(Recorded data)
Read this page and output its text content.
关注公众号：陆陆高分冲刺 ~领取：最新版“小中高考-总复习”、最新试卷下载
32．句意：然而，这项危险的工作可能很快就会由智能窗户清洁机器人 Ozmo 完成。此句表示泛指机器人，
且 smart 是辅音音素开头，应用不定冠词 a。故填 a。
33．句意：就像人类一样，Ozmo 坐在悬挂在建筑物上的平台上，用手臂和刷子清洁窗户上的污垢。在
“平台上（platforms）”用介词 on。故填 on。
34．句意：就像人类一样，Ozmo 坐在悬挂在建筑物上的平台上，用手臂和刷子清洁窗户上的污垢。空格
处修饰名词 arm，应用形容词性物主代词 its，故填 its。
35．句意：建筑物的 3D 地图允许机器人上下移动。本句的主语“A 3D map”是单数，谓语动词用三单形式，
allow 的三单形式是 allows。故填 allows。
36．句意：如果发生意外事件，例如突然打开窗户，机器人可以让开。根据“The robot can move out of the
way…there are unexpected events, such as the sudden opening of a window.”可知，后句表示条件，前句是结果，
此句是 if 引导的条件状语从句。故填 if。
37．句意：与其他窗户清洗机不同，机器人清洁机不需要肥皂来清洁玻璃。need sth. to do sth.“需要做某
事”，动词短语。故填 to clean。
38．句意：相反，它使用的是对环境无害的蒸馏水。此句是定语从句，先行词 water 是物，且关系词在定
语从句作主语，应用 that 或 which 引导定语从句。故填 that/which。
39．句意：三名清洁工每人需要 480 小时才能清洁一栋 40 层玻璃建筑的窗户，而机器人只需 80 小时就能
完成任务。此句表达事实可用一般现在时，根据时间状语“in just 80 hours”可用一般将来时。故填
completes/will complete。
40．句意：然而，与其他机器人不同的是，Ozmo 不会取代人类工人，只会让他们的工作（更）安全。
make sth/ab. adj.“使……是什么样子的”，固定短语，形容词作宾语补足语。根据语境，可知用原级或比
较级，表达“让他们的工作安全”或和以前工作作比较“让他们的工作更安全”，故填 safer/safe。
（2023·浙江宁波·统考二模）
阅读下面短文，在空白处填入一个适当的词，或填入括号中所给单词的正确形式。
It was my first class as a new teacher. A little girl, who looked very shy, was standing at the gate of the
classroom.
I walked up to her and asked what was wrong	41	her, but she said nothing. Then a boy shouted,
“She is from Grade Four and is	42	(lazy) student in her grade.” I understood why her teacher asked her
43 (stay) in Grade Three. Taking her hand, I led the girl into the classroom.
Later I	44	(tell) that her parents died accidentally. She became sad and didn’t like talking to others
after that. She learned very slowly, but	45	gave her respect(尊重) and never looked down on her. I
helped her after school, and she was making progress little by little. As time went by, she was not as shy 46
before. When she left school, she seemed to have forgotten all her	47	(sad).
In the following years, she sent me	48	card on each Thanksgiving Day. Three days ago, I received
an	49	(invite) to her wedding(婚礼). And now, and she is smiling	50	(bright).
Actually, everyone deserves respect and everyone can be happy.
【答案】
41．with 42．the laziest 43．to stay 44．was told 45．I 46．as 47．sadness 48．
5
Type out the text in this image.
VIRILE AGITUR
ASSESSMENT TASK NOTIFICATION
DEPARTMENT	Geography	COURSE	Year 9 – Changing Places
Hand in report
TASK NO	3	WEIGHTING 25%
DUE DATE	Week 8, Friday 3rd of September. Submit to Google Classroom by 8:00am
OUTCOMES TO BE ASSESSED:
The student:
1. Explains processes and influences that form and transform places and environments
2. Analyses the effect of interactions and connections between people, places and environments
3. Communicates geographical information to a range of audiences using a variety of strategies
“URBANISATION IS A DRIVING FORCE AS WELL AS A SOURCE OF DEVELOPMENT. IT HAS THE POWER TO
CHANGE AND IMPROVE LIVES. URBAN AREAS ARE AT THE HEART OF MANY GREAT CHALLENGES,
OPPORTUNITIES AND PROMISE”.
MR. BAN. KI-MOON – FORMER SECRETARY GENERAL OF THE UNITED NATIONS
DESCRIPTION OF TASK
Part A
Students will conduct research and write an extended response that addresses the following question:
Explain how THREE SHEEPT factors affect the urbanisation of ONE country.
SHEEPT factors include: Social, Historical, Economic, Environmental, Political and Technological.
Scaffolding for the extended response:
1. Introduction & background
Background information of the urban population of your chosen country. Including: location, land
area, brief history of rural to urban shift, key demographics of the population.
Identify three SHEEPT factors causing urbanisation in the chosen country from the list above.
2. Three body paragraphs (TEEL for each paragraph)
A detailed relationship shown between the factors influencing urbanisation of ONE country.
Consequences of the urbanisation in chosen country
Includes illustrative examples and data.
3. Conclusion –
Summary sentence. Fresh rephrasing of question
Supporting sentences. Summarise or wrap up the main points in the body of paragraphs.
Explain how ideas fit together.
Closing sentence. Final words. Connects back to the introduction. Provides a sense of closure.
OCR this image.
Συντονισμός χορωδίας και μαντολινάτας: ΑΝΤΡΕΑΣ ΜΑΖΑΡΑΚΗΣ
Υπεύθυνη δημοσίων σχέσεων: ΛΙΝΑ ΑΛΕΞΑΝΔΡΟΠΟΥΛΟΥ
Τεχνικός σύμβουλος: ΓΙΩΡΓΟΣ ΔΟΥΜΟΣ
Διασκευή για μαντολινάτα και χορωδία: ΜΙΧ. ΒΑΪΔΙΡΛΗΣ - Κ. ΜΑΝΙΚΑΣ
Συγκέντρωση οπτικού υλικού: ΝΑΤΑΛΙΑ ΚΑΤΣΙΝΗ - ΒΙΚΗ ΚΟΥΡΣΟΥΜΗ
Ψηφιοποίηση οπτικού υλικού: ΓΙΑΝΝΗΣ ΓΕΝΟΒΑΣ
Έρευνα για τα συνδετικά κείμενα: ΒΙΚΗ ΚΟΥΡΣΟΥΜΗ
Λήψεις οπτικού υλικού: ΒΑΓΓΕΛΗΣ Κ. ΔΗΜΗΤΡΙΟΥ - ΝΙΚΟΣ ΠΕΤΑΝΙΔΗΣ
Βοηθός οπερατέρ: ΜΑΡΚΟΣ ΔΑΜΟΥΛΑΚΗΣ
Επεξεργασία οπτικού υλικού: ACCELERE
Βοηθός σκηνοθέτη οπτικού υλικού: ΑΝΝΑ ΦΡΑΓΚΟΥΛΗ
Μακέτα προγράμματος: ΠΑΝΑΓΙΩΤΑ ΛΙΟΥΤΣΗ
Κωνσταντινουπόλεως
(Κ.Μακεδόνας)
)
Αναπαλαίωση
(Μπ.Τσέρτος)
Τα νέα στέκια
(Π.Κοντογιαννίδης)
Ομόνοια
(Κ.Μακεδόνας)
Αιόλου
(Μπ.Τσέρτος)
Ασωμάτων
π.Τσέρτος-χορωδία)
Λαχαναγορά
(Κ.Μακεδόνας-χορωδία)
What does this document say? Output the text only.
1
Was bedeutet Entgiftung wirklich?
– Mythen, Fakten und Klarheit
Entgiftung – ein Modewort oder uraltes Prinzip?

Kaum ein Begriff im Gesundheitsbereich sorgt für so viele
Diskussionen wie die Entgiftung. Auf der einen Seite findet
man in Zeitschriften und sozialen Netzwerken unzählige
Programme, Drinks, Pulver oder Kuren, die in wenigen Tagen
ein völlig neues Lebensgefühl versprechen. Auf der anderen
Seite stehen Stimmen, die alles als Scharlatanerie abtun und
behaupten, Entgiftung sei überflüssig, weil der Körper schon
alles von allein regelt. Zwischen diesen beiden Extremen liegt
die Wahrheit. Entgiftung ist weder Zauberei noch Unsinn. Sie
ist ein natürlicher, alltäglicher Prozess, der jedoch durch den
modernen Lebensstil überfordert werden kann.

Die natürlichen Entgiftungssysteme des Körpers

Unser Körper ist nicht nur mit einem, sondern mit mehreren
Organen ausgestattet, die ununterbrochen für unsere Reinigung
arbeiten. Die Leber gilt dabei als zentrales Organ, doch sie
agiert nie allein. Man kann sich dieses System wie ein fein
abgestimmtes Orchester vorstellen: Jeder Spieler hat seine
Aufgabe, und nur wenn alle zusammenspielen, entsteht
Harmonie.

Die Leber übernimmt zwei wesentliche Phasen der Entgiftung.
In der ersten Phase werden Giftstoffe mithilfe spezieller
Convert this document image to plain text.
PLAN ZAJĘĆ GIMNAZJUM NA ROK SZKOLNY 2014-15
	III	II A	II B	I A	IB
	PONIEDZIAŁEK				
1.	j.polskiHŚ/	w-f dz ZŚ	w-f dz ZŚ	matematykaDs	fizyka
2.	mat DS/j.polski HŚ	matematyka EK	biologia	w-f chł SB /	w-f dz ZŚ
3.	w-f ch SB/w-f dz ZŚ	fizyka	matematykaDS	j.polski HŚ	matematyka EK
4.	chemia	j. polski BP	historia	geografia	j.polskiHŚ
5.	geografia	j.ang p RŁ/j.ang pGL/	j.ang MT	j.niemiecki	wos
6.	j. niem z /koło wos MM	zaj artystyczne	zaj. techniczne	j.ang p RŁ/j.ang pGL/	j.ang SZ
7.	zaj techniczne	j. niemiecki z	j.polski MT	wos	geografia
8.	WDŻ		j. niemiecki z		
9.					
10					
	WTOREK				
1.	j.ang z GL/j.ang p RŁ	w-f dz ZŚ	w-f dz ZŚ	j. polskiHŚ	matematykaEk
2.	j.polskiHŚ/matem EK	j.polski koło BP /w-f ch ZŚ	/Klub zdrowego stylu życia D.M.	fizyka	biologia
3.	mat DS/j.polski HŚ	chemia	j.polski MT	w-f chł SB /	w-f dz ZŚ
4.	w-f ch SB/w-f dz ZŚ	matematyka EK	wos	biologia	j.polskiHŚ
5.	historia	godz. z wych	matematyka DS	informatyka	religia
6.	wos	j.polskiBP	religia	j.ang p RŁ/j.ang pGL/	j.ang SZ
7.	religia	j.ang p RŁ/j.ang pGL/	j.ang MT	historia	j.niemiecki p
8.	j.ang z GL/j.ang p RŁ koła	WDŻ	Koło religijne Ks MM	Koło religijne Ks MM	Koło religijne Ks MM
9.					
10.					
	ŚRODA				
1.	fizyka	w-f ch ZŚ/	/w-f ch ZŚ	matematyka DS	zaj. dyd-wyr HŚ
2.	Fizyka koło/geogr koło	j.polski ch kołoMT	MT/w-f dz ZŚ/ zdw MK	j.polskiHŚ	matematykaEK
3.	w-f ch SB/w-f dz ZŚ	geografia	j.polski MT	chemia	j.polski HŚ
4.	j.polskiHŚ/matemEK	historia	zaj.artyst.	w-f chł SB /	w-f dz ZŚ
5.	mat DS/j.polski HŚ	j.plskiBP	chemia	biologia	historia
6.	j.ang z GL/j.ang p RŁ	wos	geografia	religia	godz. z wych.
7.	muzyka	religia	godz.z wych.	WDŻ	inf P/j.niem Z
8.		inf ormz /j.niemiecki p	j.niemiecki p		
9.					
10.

*Aim of the exercise:* Using the listing above, show every line that includes the string "little".

*Exercise answer:*
It was my first class as a new teacher. A little girl, who looked very shy, was standing at the gate of the
helped her after school, and she was making progress little by little. As time went by, she was not as shy 46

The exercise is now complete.